▶ [Try it] Count the lines in the records below that contain the word "gland", and give only that number.

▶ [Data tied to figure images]
########################################

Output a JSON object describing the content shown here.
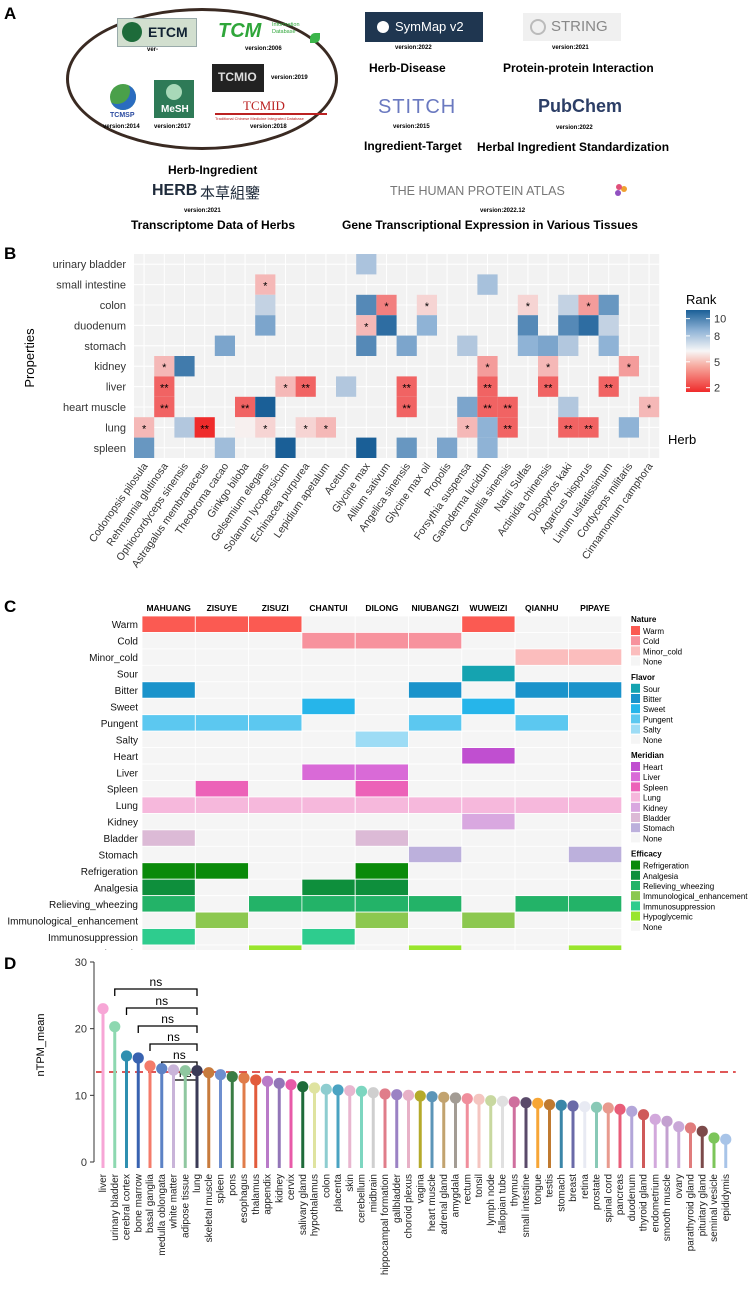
{
  "panel_a": {
    "label": "A",
    "databases": {
      "etcm": {
        "name": "ETCM",
        "version": "ver-"
      },
      "tcm": {
        "name": "TCM",
        "sub": "Information Database",
        "version": "version:2006"
      },
      "tcmio": {
        "name": "TCMIO",
        "version": "version:2019"
      },
      "tcmsp": {
        "name": "TCMSP",
        "version": "version:2014"
      },
      "mesh": {
        "name": "MeSH",
        "version": "version:2017"
      },
      "tcmid": {
        "name": "TCMID",
        "sub": "Traditional Chinese Medicine Integrated Database",
        "version": "version:2018"
      },
      "symmap": {
        "name": "SymMap v2",
        "version": "version:2022"
      },
      "string": {
        "name": "STRING",
        "version": "version:2021"
      },
      "stitch": {
        "name": "STITCH",
        "version": "version:2015"
      },
      "pubchem": {
        "name": "PubChem",
        "version": "version:2022"
      },
      "herb": {
        "name": "HERB",
        "cn": "本草組鑒",
        "version": "version:2021"
      },
      "hpa": {
        "name": "THE HUMAN PROTEIN ATLAS",
        "version": "version:2022.12"
      }
    },
    "captions": {
      "herb_ingredient": "Herb-Ingredient",
      "herb_disease": "Herb-Disease",
      "ppi": "Protein-protein Interaction",
      "ingredient_target": "Ingredient-Target",
      "standardization": "Herbal Ingredient Standardization",
      "transcriptome": "Transcriptome Data of Herbs",
      "gene_expression": "Gene Transcriptional Expression in Various Tissues"
    }
  },
  "panel_b": {
    "label": "B",
    "title": "heatmap"
  },
  "panel_c": {
    "label": "C",
    "title": "feature matrix"
  },
  "panel_d": {
    "label": "D",
    "title": "lollipop"
  },
  "chart_data": [
    {
      "type": "heatmap",
      "title": "",
      "xlabel": "Herb",
      "ylabel": "Properties",
      "rows": [
        "urinary bladder",
        "small intestine",
        "colon",
        "duodenum",
        "stomach",
        "kidney",
        "liver",
        "heart muscle",
        "lung",
        "spleen"
      ],
      "cols": [
        "Codonopsis pilosula",
        "Rehmannia glutinosa",
        "Ophiocordyceps sinensis",
        "Astragalus membranaceus",
        "Theobroma cacao",
        "Ginkgo biloba",
        "Gelsemium elegans",
        "Solanum lycopersicum",
        "Echinacea purpurea",
        "Lepidium apetalum",
        "Acetum",
        "Glycine max",
        "Allium sativum",
        "Angelica sinensis",
        "Glycine max oil",
        "Propolis",
        "Forsythia suspensa",
        "Ganoderma lucidum",
        "Camellia sinensis",
        "Natrii Sulfas",
        "Actinidia chinensis",
        "Diospyros kaki",
        "Agaricus bisporus",
        "Linum usitatissimum",
        "Cordyceps militaris",
        "Cinnamomum camphora"
      ],
      "values": [
        [
          0,
          0,
          0,
          0,
          0,
          0,
          0,
          0,
          0,
          0,
          0,
          7.2,
          0,
          0,
          0,
          0,
          0,
          0,
          0,
          0,
          0,
          0,
          0,
          0,
          0,
          0
        ],
        [
          0,
          0,
          0,
          0,
          0,
          0,
          4,
          0,
          0,
          0,
          0,
          0,
          0,
          0,
          0,
          0,
          0,
          7.3,
          0,
          0,
          0,
          0,
          0,
          0,
          0,
          0
        ],
        [
          0,
          0,
          0,
          0,
          0,
          0,
          6.5,
          0,
          0,
          0,
          0,
          9.5,
          3,
          0,
          4.5,
          0,
          0,
          0,
          0,
          4.5,
          0,
          6.5,
          3.5,
          9,
          0,
          0
        ],
        [
          0,
          0,
          0,
          0,
          0,
          0,
          8.5,
          0,
          0,
          0,
          0,
          4,
          10.5,
          0,
          8,
          0,
          0,
          0,
          0,
          9.5,
          0,
          9.5,
          10.5,
          6.5,
          0,
          0
        ],
        [
          0,
          0,
          0,
          0,
          8.5,
          0,
          0,
          0,
          0,
          0,
          0,
          9.5,
          0,
          8.5,
          0,
          0,
          7,
          0,
          0,
          8,
          8.5,
          7,
          0,
          8,
          0,
          0
        ],
        [
          0,
          4,
          10,
          0,
          0,
          0,
          0,
          0,
          0,
          0,
          0,
          0,
          0,
          0,
          0,
          0,
          0,
          3.5,
          0,
          0,
          4,
          0,
          0,
          0,
          3.5,
          0
        ],
        [
          0,
          2.5,
          0,
          0,
          0,
          0,
          0,
          4,
          2.5,
          0,
          7,
          0,
          0,
          2.5,
          0,
          0,
          0,
          2.5,
          0,
          0,
          2.5,
          0,
          0,
          2.5,
          0,
          0
        ],
        [
          0,
          2.5,
          0,
          0,
          0,
          2.5,
          11,
          0,
          0,
          0,
          0,
          0,
          0,
          2.5,
          0,
          0,
          8.5,
          2.5,
          2.5,
          0,
          0,
          7,
          0,
          0,
          0,
          4
        ],
        [
          4,
          0,
          7,
          1.5,
          0,
          5,
          4.5,
          0,
          4.5,
          4,
          0,
          0,
          0,
          0,
          0,
          0,
          4,
          8,
          2.5,
          0,
          0,
          2.5,
          2.5,
          0,
          8,
          0
        ],
        [
          9,
          0,
          0,
          0,
          7.5,
          0,
          0,
          11,
          0,
          0,
          0,
          11,
          0,
          9,
          0,
          8.5,
          0,
          8,
          0,
          0,
          0,
          0,
          0,
          0,
          0,
          0
        ]
      ],
      "legend_title": "Rank",
      "legend_ticks": [
        10,
        8,
        5,
        2
      ]
    },
    {
      "type": "heatmap",
      "title": "",
      "cols": [
        "MAHUANG",
        "ZISUYE",
        "ZISUZI",
        "CHANTUI",
        "DILONG",
        "NIUBANGZI",
        "WUWEIZI",
        "QIANHU",
        "PIPAYE"
      ],
      "rows": [
        "Warm",
        "Cold",
        "Minor_cold",
        "Sour",
        "Bitter",
        "Sweet",
        "Pungent",
        "Salty",
        "Heart",
        "Liver",
        "Spleen",
        "Lung",
        "Kidney",
        "Bladder",
        "Stomach",
        "Refrigeration",
        "Analgesia",
        "Relieving_wheezing",
        "Immunological_enhancement",
        "Immunosuppression",
        "Hypoglycemic"
      ],
      "groups": [
        "Nature",
        "Flavor",
        "Meridian",
        "Efficacy"
      ],
      "legend": {
        "Nature": [
          {
            "label": "Warm",
            "color": "#fb5a52"
          },
          {
            "label": "Cold",
            "color": "#f7929d"
          },
          {
            "label": "Minor_cold",
            "color": "#fbbdbd"
          },
          {
            "label": "None",
            "color": "#f5f5f5"
          }
        ],
        "Flavor": [
          {
            "label": "Sour",
            "color": "#15a3b0"
          },
          {
            "label": "Bitter",
            "color": "#1a93cb"
          },
          {
            "label": "Sweet",
            "color": "#26b5ea"
          },
          {
            "label": "Pungent",
            "color": "#5cc8f0"
          },
          {
            "label": "Salty",
            "color": "#9ddcf5"
          },
          {
            "label": "None",
            "color": "#f5f5f5"
          }
        ],
        "Meridian": [
          {
            "label": "Heart",
            "color": "#c04fd0"
          },
          {
            "label": "Liver",
            "color": "#d96ad7"
          },
          {
            "label": "Spleen",
            "color": "#ec62b8"
          },
          {
            "label": "Lung",
            "color": "#f6b8dc"
          },
          {
            "label": "Kidney",
            "color": "#d9a8e0"
          },
          {
            "label": "Bladder",
            "color": "#dcbad6"
          },
          {
            "label": "Stomach",
            "color": "#bcb0dc"
          },
          {
            "label": "None",
            "color": "#f5f5f5"
          }
        ],
        "Efficacy": [
          {
            "label": "Refrigeration",
            "color": "#0a8a0a"
          },
          {
            "label": "Analgesia",
            "color": "#0e8f3c"
          },
          {
            "label": "Relieving_wheezing",
            "color": "#23b368"
          },
          {
            "label": "Immunological_enhancement",
            "color": "#8cc84f"
          },
          {
            "label": "Immunosuppression",
            "color": "#2ecc8e"
          },
          {
            "label": "Hypoglycemic",
            "color": "#99e52d"
          },
          {
            "label": "None",
            "color": "#f5f5f5"
          }
        ]
      },
      "cells": [
        [
          "Warm",
          "Warm",
          "Warm",
          "None",
          "None",
          "None",
          "Warm",
          "None",
          "None"
        ],
        [
          "None",
          "None",
          "None",
          "Cold",
          "Cold",
          "Cold",
          "None",
          "None",
          "None"
        ],
        [
          "None",
          "None",
          "None",
          "None",
          "None",
          "None",
          "None",
          "Minor_cold",
          "Minor_cold"
        ],
        [
          "None",
          "None",
          "None",
          "None",
          "None",
          "None",
          "Sour",
          "None",
          "None"
        ],
        [
          "Bitter",
          "None",
          "None",
          "None",
          "None",
          "Bitter",
          "None",
          "Bitter",
          "Bitter"
        ],
        [
          "None",
          "None",
          "None",
          "Sweet",
          "None",
          "None",
          "Sweet",
          "None",
          "None"
        ],
        [
          "Pungent",
          "Pungent",
          "Pungent",
          "None",
          "None",
          "Pungent",
          "None",
          "Pungent",
          "None"
        ],
        [
          "None",
          "None",
          "None",
          "None",
          "Salty",
          "None",
          "None",
          "None",
          "None"
        ],
        [
          "None",
          "None",
          "None",
          "None",
          "None",
          "None",
          "Heart",
          "None",
          "None"
        ],
        [
          "None",
          "None",
          "None",
          "Liver",
          "Liver",
          "None",
          "None",
          "None",
          "None"
        ],
        [
          "None",
          "Spleen",
          "None",
          "None",
          "Spleen",
          "None",
          "None",
          "None",
          "None"
        ],
        [
          "Lung",
          "Lung",
          "Lung",
          "Lung",
          "Lung",
          "Lung",
          "Lung",
          "Lung",
          "Lung"
        ],
        [
          "None",
          "None",
          "None",
          "None",
          "None",
          "None",
          "Kidney",
          "None",
          "None"
        ],
        [
          "Bladder",
          "None",
          "None",
          "None",
          "Bladder",
          "None",
          "None",
          "None",
          "None"
        ],
        [
          "None",
          "None",
          "None",
          "None",
          "None",
          "Stomach",
          "None",
          "None",
          "Stomach"
        ],
        [
          "Refrigeration",
          "Refrigeration",
          "None",
          "None",
          "Refrigeration",
          "None",
          "None",
          "None",
          "None"
        ],
        [
          "Analgesia",
          "None",
          "None",
          "Analgesia",
          "Analgesia",
          "None",
          "None",
          "None",
          "None"
        ],
        [
          "Relieving_wheezing",
          "None",
          "Relieving_wheezing",
          "Relieving_wheezing",
          "Relieving_wheezing",
          "Relieving_wheezing",
          "None",
          "Relieving_wheezing",
          "Relieving_wheezing"
        ],
        [
          "None",
          "Immunological_enhancement",
          "None",
          "None",
          "Immunological_enhancement",
          "None",
          "Immunological_enhancement",
          "None",
          "None"
        ],
        [
          "Immunosuppression",
          "None",
          "None",
          "Immunosuppression",
          "None",
          "None",
          "None",
          "None",
          "None"
        ],
        [
          "None",
          "None",
          "Hypoglycemic",
          "None",
          "None",
          "Hypoglycemic",
          "None",
          "None",
          "Hypoglycemic"
        ]
      ]
    },
    {
      "type": "scatter",
      "title": "",
      "xlabel": "",
      "ylabel": "nTPM_mean",
      "ylim": [
        0,
        30
      ],
      "yticks": [
        0,
        10,
        20,
        30
      ],
      "reference_line": 13.5,
      "significance": [
        {
          "from": "urinary bladder",
          "to": "lung",
          "label": "ns"
        },
        {
          "from": "cerebral cortex",
          "to": "lung",
          "label": "ns"
        },
        {
          "from": "bone marrow",
          "to": "lung",
          "label": "ns"
        },
        {
          "from": "basal ganglia",
          "to": "lung",
          "label": "ns"
        },
        {
          "from": "medulla oblongata",
          "to": "lung",
          "label": "ns"
        },
        {
          "from": "white matter",
          "to": "lung",
          "label": "ns"
        }
      ],
      "categories": [
        "liver",
        "urinary bladder",
        "cerebral cortex",
        "bone marrow",
        "basal ganglia",
        "medulla oblongata",
        "white matter",
        "adipose tissue",
        "lung",
        "skeletal muscle",
        "spleen",
        "pons",
        "esophagus",
        "thalamus",
        "appendix",
        "kidney",
        "cervix",
        "salivary gland",
        "hypothalamus",
        "colon",
        "placenta",
        "skin",
        "cerebellum",
        "midbrain",
        "hippocampal formation",
        "gallbladder",
        "choroid plexus",
        "vagina",
        "heart muscle",
        "adrenal gland",
        "amygdala",
        "rectum",
        "tonsil",
        "lymph node",
        "fallopian tube",
        "thymus",
        "small intestine",
        "tongue",
        "testis",
        "stomach",
        "breast",
        "retina",
        "prostate",
        "spinal cord",
        "pancreas",
        "duodenum",
        "thyroid gland",
        "endometrium",
        "smooth muscle",
        "ovary",
        "parathyroid gland",
        "pituitary gland",
        "seminal vesicle",
        "epididymis"
      ],
      "values": [
        23,
        20.3,
        15.9,
        15.6,
        14.4,
        14,
        13.8,
        13.7,
        13.7,
        13.4,
        13.1,
        12.8,
        12.6,
        12.3,
        12.1,
        11.8,
        11.6,
        11.3,
        11.1,
        10.9,
        10.8,
        10.7,
        10.6,
        10.4,
        10.2,
        10.1,
        10,
        9.9,
        9.8,
        9.7,
        9.6,
        9.5,
        9.4,
        9.2,
        9.1,
        9,
        8.9,
        8.8,
        8.6,
        8.5,
        8.4,
        8.3,
        8.2,
        8.1,
        7.9,
        7.6,
        7.1,
        6.4,
        6.1,
        5.3,
        5.1,
        4.6,
        3.6,
        3.4
      ],
      "colors": [
        "#f7a6d6",
        "#8dd8b0",
        "#2f8fb0",
        "#3862b0",
        "#f47b6a",
        "#5c82c5",
        "#c9b4d9",
        "#8fc7a0",
        "#3a3a56",
        "#c77b3d",
        "#6e8fcf",
        "#3a7d44",
        "#e07c4a",
        "#e25b3c",
        "#b97ac8",
        "#9276b8",
        "#e85aa8",
        "#1e6b3a",
        "#dfe3a0",
        "#8ecdd0",
        "#4aa3c2",
        "#e8b6cf",
        "#7dd6c0",
        "#cfcfcf",
        "#e07d8a",
        "#9b82c4",
        "#e7b1c7",
        "#b5aa2a",
        "#5c95b8",
        "#c2a36f",
        "#a39c94",
        "#f08e9c",
        "#f4c5c0",
        "#c8d8a0",
        "#e0e0e0",
        "#cf6f9e",
        "#5a4a6a",
        "#f7a636",
        "#c07a30",
        "#3a86a8",
        "#6a6aa8",
        "#e8eaf3",
        "#89c9b6",
        "#e89a8e",
        "#e85d78",
        "#b3a6d9",
        "#cf5a5a",
        "#d2a8dc",
        "#c3a0d0",
        "#c9a8d8",
        "#e07c7c",
        "#7c4a4a",
        "#7cc55a",
        "#a8c4e8"
      ]
    }
  ]
}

########################################

▶ [Solved exercise] 5